• CHALLENGE: Find and copy each line of the records where the string "screenshot" shows up.

• INFORMATION SUPPLIED:

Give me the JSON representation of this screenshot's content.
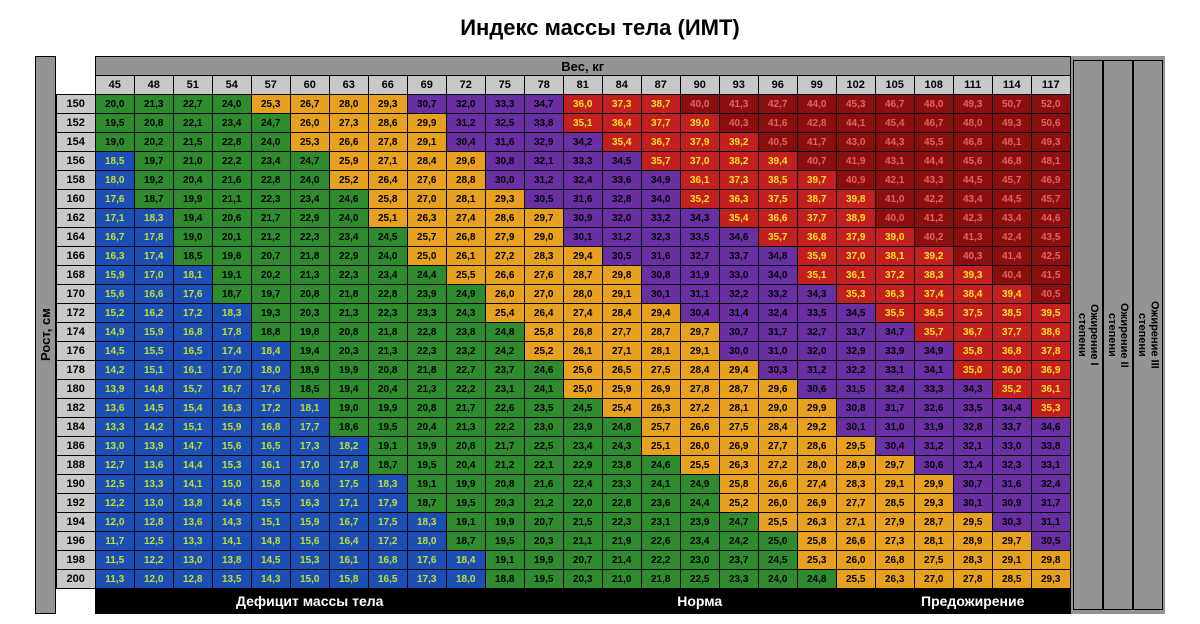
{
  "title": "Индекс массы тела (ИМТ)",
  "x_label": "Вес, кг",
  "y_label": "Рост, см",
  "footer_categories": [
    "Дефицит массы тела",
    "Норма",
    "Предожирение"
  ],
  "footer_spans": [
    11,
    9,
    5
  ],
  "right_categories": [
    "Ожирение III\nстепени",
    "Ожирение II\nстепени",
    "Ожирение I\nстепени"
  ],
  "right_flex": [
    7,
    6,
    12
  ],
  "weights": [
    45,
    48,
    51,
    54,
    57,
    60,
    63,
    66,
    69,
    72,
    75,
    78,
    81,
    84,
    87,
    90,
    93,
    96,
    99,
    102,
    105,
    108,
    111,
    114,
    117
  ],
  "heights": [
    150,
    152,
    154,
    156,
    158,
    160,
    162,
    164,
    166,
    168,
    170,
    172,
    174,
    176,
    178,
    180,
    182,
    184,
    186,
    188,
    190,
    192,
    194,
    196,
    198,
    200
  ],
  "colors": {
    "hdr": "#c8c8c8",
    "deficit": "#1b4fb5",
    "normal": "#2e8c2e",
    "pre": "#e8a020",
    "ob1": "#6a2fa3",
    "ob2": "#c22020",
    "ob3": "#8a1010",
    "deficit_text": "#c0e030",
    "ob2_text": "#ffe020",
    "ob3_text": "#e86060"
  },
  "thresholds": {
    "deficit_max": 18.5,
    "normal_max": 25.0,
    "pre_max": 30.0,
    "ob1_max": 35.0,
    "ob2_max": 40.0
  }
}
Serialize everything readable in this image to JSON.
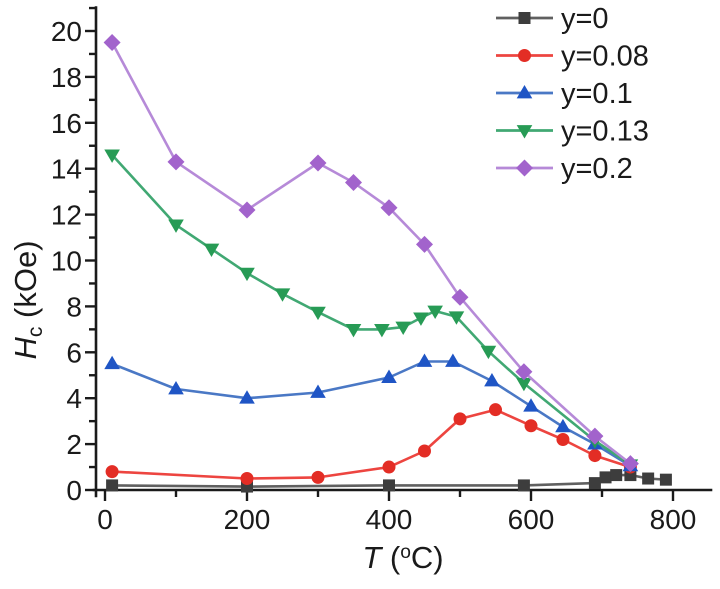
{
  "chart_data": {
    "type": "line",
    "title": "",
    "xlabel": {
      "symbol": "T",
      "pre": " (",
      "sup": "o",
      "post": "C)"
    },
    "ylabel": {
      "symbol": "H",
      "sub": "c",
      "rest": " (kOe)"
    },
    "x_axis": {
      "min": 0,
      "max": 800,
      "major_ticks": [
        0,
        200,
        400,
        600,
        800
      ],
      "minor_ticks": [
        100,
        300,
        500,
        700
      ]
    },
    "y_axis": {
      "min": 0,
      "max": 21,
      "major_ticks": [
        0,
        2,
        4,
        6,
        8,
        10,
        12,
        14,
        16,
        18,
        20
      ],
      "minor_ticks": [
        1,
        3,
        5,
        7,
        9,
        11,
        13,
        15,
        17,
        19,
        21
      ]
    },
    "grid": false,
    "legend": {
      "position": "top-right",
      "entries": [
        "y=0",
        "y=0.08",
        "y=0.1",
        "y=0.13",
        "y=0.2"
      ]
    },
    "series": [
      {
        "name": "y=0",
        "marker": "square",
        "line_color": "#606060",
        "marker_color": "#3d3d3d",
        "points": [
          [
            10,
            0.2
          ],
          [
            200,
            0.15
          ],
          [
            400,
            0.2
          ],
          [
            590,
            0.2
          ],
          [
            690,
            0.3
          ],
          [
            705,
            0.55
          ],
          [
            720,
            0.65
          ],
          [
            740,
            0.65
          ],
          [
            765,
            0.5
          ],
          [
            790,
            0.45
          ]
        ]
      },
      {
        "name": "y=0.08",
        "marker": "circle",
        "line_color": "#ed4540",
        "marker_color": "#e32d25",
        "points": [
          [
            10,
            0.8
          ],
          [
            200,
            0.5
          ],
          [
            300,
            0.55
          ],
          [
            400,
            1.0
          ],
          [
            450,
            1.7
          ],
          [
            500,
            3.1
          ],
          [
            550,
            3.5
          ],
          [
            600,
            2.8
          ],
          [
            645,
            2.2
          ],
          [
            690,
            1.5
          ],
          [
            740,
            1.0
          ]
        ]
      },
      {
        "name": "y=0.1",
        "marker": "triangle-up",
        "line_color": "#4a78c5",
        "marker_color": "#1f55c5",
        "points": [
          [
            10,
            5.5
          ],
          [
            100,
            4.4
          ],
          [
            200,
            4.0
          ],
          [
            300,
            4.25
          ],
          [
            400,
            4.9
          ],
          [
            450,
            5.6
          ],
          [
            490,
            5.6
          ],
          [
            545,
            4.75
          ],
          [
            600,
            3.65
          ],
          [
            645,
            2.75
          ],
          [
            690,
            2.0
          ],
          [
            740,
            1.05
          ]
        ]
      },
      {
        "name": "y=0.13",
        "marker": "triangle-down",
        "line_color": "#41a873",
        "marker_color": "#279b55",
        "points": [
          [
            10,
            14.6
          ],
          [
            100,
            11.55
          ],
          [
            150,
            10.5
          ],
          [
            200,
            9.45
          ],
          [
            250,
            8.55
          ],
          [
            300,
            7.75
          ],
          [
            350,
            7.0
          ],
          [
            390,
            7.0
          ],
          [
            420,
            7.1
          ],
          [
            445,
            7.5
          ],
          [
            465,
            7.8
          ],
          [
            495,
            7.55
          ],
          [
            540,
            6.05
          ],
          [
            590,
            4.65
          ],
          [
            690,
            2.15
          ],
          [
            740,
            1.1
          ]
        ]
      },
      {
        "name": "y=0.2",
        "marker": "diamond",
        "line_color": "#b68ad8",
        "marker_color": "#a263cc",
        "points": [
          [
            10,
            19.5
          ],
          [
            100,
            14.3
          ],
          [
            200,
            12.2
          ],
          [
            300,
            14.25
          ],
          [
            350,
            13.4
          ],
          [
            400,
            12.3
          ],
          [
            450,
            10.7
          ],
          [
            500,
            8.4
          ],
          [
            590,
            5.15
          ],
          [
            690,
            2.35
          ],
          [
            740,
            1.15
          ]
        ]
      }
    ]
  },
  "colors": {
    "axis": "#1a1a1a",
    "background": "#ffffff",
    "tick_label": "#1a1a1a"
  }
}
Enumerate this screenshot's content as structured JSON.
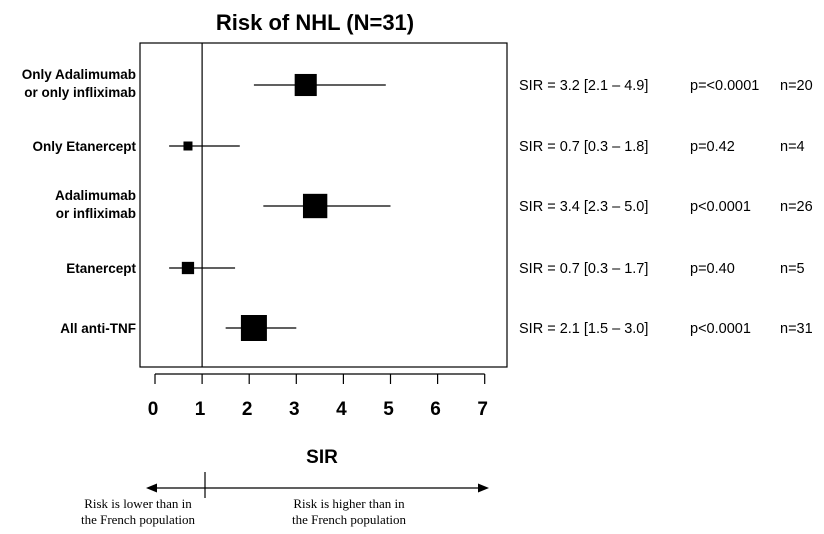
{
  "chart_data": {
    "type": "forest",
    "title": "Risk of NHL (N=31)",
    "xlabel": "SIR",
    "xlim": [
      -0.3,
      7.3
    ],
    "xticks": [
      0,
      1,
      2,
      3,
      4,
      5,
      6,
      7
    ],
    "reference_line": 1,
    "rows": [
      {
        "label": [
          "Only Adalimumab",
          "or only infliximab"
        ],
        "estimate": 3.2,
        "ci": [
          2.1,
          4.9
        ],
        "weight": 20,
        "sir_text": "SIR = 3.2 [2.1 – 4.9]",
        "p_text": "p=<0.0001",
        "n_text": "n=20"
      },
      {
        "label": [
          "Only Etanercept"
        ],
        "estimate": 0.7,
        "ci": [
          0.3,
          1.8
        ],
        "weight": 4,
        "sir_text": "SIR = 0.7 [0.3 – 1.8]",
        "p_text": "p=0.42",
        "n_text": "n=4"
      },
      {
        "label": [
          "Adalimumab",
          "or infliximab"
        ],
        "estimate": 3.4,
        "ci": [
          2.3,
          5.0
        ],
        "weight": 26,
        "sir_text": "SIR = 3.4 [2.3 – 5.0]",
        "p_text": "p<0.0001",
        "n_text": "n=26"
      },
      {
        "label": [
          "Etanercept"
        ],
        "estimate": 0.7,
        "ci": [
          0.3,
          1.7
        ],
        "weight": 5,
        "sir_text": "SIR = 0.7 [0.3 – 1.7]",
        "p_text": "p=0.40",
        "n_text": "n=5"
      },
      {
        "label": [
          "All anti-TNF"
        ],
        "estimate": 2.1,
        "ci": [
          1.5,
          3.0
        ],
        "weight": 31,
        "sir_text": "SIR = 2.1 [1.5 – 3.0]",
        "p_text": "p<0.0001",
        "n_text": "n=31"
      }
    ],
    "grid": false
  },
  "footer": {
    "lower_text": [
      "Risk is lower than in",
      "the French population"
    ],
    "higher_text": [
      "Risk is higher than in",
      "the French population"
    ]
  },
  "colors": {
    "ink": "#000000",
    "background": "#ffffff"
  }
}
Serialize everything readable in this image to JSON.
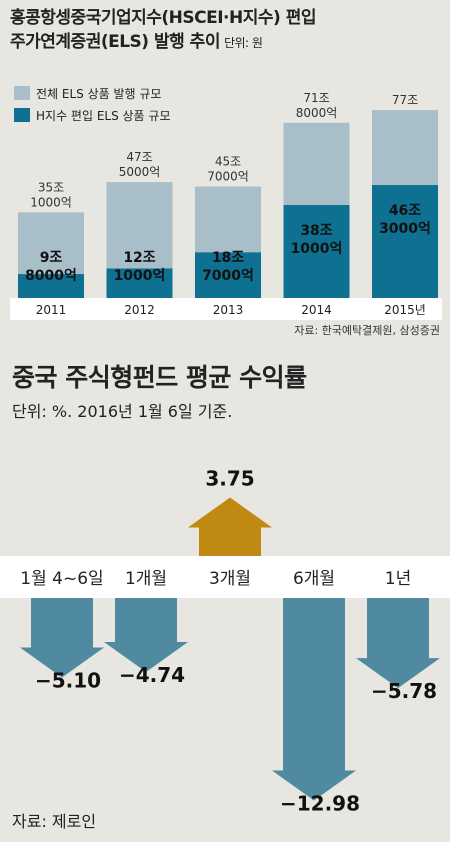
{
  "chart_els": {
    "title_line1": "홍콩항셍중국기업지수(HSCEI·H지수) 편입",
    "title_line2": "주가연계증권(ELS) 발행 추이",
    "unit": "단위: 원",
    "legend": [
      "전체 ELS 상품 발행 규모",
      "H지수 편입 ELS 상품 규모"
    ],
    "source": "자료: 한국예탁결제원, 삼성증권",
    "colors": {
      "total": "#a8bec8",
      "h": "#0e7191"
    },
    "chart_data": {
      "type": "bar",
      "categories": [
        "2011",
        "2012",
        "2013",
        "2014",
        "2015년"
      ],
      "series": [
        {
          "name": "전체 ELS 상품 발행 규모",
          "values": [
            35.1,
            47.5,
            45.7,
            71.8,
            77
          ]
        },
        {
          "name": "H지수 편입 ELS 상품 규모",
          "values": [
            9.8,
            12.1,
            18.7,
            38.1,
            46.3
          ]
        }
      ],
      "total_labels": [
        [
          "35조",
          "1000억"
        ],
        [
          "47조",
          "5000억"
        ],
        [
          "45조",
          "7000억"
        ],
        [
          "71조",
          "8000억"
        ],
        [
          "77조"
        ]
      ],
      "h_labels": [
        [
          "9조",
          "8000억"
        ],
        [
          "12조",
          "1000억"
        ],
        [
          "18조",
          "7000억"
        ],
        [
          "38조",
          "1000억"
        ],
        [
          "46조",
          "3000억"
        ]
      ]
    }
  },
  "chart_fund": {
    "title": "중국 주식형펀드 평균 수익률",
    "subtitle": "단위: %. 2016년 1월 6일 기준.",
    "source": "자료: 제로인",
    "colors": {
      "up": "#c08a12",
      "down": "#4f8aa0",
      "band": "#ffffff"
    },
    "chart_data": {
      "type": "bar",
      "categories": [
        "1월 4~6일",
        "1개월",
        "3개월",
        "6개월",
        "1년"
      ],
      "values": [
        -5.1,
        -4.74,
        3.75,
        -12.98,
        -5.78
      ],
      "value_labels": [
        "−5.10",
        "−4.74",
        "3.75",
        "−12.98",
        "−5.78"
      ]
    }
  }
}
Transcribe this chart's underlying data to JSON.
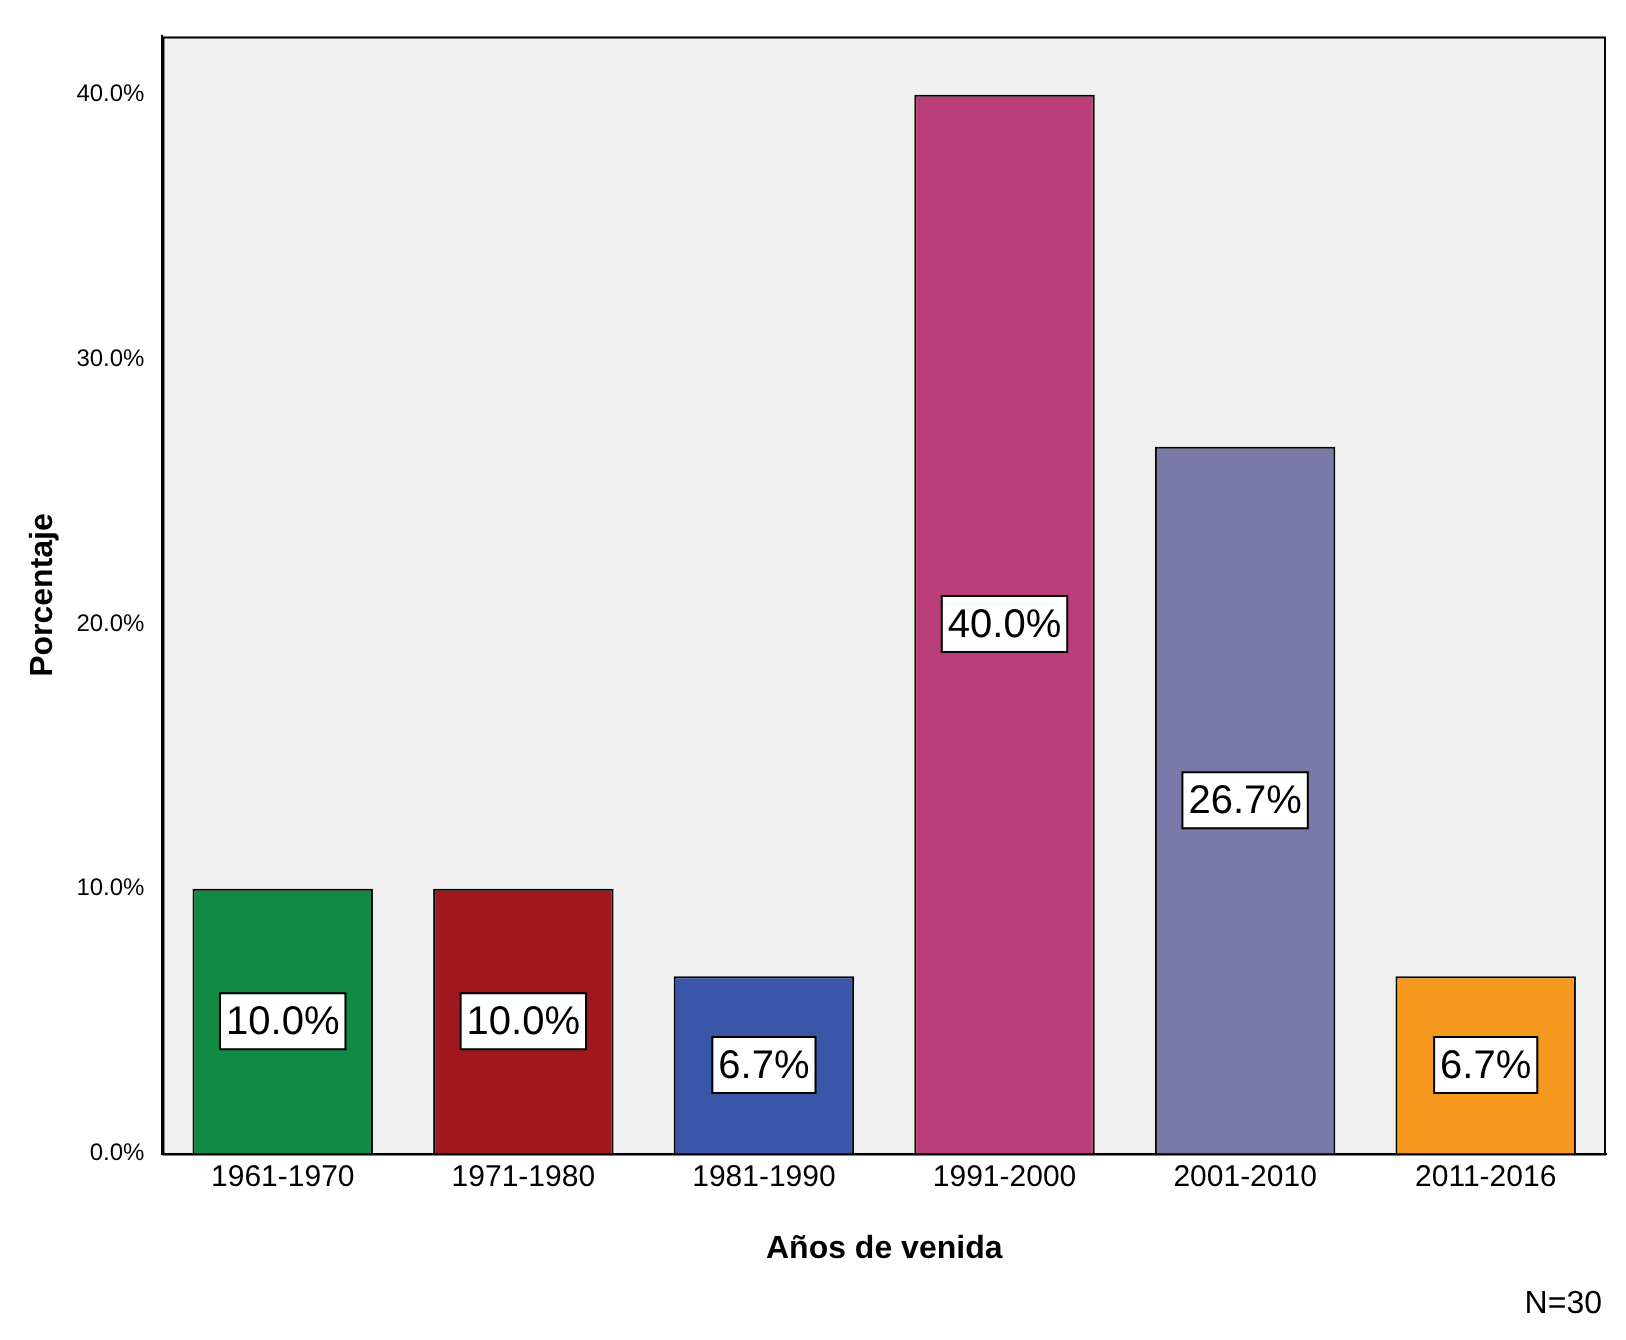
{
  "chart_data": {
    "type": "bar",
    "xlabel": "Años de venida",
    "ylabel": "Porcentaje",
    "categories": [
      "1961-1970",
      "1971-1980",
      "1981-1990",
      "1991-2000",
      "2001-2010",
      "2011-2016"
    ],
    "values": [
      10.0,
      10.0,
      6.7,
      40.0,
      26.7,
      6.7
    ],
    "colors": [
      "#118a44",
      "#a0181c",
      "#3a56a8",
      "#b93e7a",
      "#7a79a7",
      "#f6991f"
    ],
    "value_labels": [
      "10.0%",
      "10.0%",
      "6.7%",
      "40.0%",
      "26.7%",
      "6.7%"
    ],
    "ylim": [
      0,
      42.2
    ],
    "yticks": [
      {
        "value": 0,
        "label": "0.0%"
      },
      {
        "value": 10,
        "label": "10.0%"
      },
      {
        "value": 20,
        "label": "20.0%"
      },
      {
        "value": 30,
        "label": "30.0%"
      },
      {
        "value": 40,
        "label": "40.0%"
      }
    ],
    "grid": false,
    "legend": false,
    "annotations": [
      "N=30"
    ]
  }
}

• FINAL RESULT:
Give me the JSON representation of this screenshot's content.
Enumerate this screenshot's content as structured JSON.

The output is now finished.